**GIVEN TASK:**
Change every "option-label" in the data below to "choice-label", and write out all the lines again with nothing else altered.

**DATA:**
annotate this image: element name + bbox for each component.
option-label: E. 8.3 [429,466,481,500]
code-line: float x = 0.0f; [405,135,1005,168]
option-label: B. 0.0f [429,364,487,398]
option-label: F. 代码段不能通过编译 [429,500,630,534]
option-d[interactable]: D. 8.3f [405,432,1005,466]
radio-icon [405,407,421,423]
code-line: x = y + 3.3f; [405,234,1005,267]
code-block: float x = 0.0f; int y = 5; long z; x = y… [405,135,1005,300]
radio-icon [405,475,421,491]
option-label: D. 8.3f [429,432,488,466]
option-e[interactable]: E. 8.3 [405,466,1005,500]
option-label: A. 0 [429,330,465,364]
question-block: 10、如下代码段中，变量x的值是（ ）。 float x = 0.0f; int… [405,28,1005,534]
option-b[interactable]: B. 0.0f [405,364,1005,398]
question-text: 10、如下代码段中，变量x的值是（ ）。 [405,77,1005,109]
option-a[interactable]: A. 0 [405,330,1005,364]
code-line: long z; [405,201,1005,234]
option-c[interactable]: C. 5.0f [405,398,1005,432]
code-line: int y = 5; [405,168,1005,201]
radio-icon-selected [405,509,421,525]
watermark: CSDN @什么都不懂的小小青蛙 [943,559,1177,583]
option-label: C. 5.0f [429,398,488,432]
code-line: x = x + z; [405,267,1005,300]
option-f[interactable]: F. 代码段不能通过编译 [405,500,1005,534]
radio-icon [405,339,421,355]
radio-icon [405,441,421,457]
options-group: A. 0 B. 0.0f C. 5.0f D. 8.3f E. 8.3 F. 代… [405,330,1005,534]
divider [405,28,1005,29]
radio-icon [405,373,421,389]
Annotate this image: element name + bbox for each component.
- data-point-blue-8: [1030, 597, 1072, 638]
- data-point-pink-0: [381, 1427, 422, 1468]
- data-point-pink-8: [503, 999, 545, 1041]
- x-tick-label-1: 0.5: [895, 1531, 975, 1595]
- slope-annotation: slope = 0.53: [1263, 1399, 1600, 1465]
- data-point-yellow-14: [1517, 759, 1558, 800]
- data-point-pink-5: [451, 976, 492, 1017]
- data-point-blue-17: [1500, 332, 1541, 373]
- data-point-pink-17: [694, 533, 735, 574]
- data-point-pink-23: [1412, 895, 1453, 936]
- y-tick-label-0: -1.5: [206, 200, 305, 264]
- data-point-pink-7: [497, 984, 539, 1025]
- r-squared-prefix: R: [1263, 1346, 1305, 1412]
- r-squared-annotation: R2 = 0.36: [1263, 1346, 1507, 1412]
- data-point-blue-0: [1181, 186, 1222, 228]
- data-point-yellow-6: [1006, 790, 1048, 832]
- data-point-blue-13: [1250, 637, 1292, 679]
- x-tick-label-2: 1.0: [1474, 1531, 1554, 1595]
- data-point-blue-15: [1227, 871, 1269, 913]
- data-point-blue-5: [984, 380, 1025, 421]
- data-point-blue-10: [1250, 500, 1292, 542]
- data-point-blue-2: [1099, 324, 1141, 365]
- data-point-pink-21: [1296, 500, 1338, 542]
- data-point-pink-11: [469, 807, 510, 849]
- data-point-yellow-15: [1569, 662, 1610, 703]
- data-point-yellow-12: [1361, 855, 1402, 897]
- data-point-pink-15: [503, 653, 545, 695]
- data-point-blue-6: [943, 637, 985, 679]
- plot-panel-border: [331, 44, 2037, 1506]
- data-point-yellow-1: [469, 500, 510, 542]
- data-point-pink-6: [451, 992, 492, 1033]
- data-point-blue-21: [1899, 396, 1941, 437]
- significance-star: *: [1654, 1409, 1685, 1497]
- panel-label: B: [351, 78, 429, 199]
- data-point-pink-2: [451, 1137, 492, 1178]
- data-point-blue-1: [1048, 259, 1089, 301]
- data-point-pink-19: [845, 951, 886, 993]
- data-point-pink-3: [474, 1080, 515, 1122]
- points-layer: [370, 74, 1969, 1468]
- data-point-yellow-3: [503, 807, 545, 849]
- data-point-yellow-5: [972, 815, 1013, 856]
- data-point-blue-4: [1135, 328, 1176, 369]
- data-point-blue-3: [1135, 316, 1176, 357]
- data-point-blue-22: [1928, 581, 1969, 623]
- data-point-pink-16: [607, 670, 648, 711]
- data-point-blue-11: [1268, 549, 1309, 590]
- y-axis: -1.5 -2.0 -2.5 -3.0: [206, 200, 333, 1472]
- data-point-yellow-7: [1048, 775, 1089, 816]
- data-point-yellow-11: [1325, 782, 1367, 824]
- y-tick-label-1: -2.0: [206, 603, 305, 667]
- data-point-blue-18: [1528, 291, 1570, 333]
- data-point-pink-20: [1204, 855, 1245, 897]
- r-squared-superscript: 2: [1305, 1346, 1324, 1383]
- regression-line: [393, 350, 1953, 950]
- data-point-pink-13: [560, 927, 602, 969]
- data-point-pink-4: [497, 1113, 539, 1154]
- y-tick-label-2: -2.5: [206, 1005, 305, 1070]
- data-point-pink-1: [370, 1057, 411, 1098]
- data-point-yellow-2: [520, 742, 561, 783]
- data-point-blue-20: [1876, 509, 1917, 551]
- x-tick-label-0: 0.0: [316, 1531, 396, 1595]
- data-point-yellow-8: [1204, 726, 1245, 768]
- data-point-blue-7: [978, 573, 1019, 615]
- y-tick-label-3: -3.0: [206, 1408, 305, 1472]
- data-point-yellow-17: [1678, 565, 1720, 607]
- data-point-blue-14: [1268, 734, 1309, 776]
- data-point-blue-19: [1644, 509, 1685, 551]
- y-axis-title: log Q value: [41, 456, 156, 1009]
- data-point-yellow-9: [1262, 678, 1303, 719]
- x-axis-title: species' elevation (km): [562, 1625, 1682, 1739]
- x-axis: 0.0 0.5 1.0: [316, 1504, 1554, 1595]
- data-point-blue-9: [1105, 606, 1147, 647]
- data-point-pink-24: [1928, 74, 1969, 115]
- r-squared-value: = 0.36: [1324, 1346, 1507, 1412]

**OUTPUT BELOW:**
annotate this image: element name + bbox for each component.
choice-label: E. 8.3 [429,466,481,500]
code-line: float x = 0.0f; [405,135,1005,168]
choice-label: B. 0.0f [429,364,487,398]
choice-label: F. 代码段不能通过编译 [429,500,630,534]
option-d[interactable]: D. 8.3f [405,432,1005,466]
radio-icon [405,407,421,423]
code-line: x = y + 3.3f; [405,234,1005,267]
code-block: float x = 0.0f; int y = 5; long z; x = y… [405,135,1005,300]
radio-icon [405,475,421,491]
choice-label: D. 8.3f [429,432,488,466]
option-e[interactable]: E. 8.3 [405,466,1005,500]
choice-label: A. 0 [429,330,465,364]
question-block: 10、如下代码段中，变量x的值是（ ）。 float x = 0.0f; int… [405,28,1005,534]
option-b[interactable]: B. 0.0f [405,364,1005,398]
question-text: 10、如下代码段中，变量x的值是（ ）。 [405,77,1005,109]
option-a[interactable]: A. 0 [405,330,1005,364]
code-line: long z; [405,201,1005,234]
option-c[interactable]: C. 5.0f [405,398,1005,432]
code-line: int y = 5; [405,168,1005,201]
radio-icon-selected [405,509,421,525]
watermark: CSDN @什么都不懂的小小青蛙 [943,559,1177,583]
choice-label: C. 5.0f [429,398,488,432]
code-line: x = x + z; [405,267,1005,300]
option-f[interactable]: F. 代码段不能通过编译 [405,500,1005,534]
radio-icon [405,339,421,355]
radio-icon [405,441,421,457]
options-group: A. 0 B. 0.0f C. 5.0f D. 8.3f E. 8.3 F. 代… [405,330,1005,534]
divider [405,28,1005,29]
radio-icon [405,373,421,389]
Annotate this image: element name + bbox for each component.
- data-point-blue-8: [1030, 597, 1072, 638]
- data-point-pink-0: [381, 1427, 422, 1468]
- data-point-pink-8: [503, 999, 545, 1041]
- x-tick-label-1: 0.5: [895, 1531, 975, 1595]
- slope-annotation: slope = 0.53: [1263, 1399, 1600, 1465]
- data-point-yellow-14: [1517, 759, 1558, 800]
- data-point-pink-5: [451, 976, 492, 1017]
- data-point-blue-17: [1500, 332, 1541, 373]
- data-point-pink-17: [694, 533, 735, 574]
- data-point-pink-23: [1412, 895, 1453, 936]
- y-tick-label-0: -1.5: [206, 200, 305, 264]
- data-point-pink-7: [497, 984, 539, 1025]
- r-squared-prefix: R: [1263, 1346, 1305, 1412]
- r-squared-annotation: R2 = 0.36: [1263, 1346, 1507, 1412]
- data-point-blue-0: [1181, 186, 1222, 228]
- data-point-yellow-6: [1006, 790, 1048, 832]
- data-point-blue-13: [1250, 637, 1292, 679]
- x-tick-label-2: 1.0: [1474, 1531, 1554, 1595]
- data-point-blue-15: [1227, 871, 1269, 913]
- data-point-blue-5: [984, 380, 1025, 421]
- data-point-blue-10: [1250, 500, 1292, 542]
- data-point-blue-2: [1099, 324, 1141, 365]
- data-point-pink-21: [1296, 500, 1338, 542]
- data-point-pink-11: [469, 807, 510, 849]
- data-point-yellow-15: [1569, 662, 1610, 703]
- data-point-yellow-12: [1361, 855, 1402, 897]
- data-point-pink-15: [503, 653, 545, 695]
- data-point-blue-6: [943, 637, 985, 679]
- plot-panel-border: [331, 44, 2037, 1506]
- data-point-yellow-1: [469, 500, 510, 542]
- data-point-pink-6: [451, 992, 492, 1033]
- data-point-blue-21: [1899, 396, 1941, 437]
- significance-star: *: [1654, 1409, 1685, 1497]
- panel-label: B: [351, 78, 429, 199]
- data-point-pink-2: [451, 1137, 492, 1178]
- data-point-blue-1: [1048, 259, 1089, 301]
- data-point-pink-19: [845, 951, 886, 993]
- data-point-pink-3: [474, 1080, 515, 1122]
- points-layer: [370, 74, 1969, 1468]
- data-point-yellow-3: [503, 807, 545, 849]
- data-point-yellow-5: [972, 815, 1013, 856]
- data-point-blue-4: [1135, 328, 1176, 369]
- data-point-blue-3: [1135, 316, 1176, 357]
- data-point-blue-22: [1928, 581, 1969, 623]
- data-point-pink-16: [607, 670, 648, 711]
- data-point-blue-11: [1268, 549, 1309, 590]
- y-axis: -1.5 -2.0 -2.5 -3.0: [206, 200, 333, 1472]
- data-point-yellow-7: [1048, 775, 1089, 816]
- data-point-yellow-11: [1325, 782, 1367, 824]
- y-tick-label-1: -2.0: [206, 603, 305, 667]
- data-point-blue-18: [1528, 291, 1570, 333]
- data-point-pink-20: [1204, 855, 1245, 897]
- r-squared-superscript: 2: [1305, 1346, 1324, 1383]
- regression-line: [393, 350, 1953, 950]
- data-point-pink-13: [560, 927, 602, 969]
- data-point-pink-4: [497, 1113, 539, 1154]
- y-tick-label-2: -2.5: [206, 1005, 305, 1070]
- data-point-pink-1: [370, 1057, 411, 1098]
- data-point-yellow-2: [520, 742, 561, 783]
- data-point-blue-20: [1876, 509, 1917, 551]
- x-tick-label-0: 0.0: [316, 1531, 396, 1595]
- data-point-yellow-8: [1204, 726, 1245, 768]
- data-point-blue-7: [978, 573, 1019, 615]
- y-tick-label-3: -3.0: [206, 1408, 305, 1472]
- data-point-yellow-17: [1678, 565, 1720, 607]
- data-point-blue-14: [1268, 734, 1309, 776]
- data-point-blue-19: [1644, 509, 1685, 551]
- y-axis-title: log Q value: [41, 456, 156, 1009]
- data-point-yellow-9: [1262, 678, 1303, 719]
- x-axis-title: species' elevation (km): [562, 1625, 1682, 1739]
- x-axis: 0.0 0.5 1.0: [316, 1504, 1554, 1595]
- data-point-blue-9: [1105, 606, 1147, 647]
- data-point-pink-24: [1928, 74, 1969, 115]
- r-squared-value: = 0.36: [1324, 1346, 1507, 1412]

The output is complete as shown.